▸ **INPUT RECORDS**:

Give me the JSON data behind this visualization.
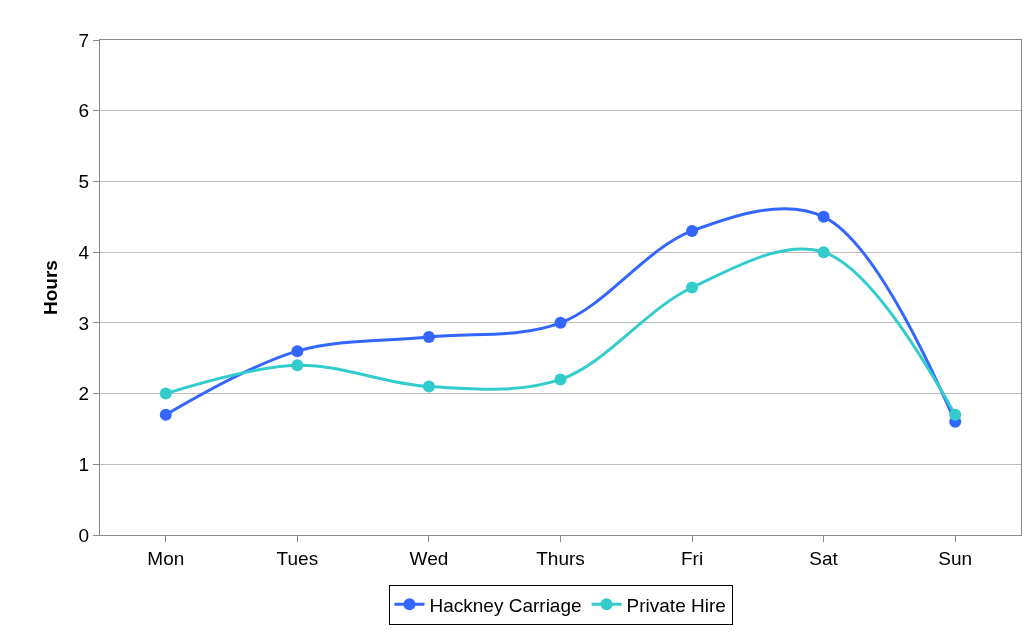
{
  "chart_data": {
    "type": "line",
    "ylabel": "Hours",
    "categories": [
      "Mon",
      "Tues",
      "Wed",
      "Thurs",
      "Fri",
      "Sat",
      "Sun"
    ],
    "series": [
      {
        "name": "Hackney Carriage",
        "color": "#3366ff",
        "values": [
          1.7,
          2.6,
          2.8,
          3.0,
          4.3,
          4.5,
          1.6
        ]
      },
      {
        "name": "Private Hire",
        "color": "#33cccc",
        "values": [
          2.0,
          2.4,
          2.1,
          2.2,
          3.5,
          4.0,
          1.7
        ]
      }
    ],
    "ylim": [
      0,
      7
    ],
    "yticks": [
      0,
      1,
      2,
      3,
      4,
      5,
      6,
      7
    ],
    "grid": "y",
    "legend": "bottom",
    "marker": "circle",
    "line_style": "solid"
  }
}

▸ **YOUR OBJECTIVE**:
Pictures are to be left out; repeat all the remaining data exactly.

▸ **IN RESPONSE**:
Give me the JSON data behind this visualization.
{
  "chart_data": {
    "type": "line",
    "ylabel": "Hours",
    "categories": [
      "Mon",
      "Tues",
      "Wed",
      "Thurs",
      "Fri",
      "Sat",
      "Sun"
    ],
    "series": [
      {
        "name": "Hackney Carriage",
        "color": "#3366ff",
        "values": [
          1.7,
          2.6,
          2.8,
          3.0,
          4.3,
          4.5,
          1.6
        ]
      },
      {
        "name": "Private Hire",
        "color": "#33cccc",
        "values": [
          2.0,
          2.4,
          2.1,
          2.2,
          3.5,
          4.0,
          1.7
        ]
      }
    ],
    "ylim": [
      0,
      7
    ],
    "yticks": [
      0,
      1,
      2,
      3,
      4,
      5,
      6,
      7
    ],
    "grid": "y",
    "legend": "bottom",
    "marker": "circle",
    "line_style": "solid"
  }
}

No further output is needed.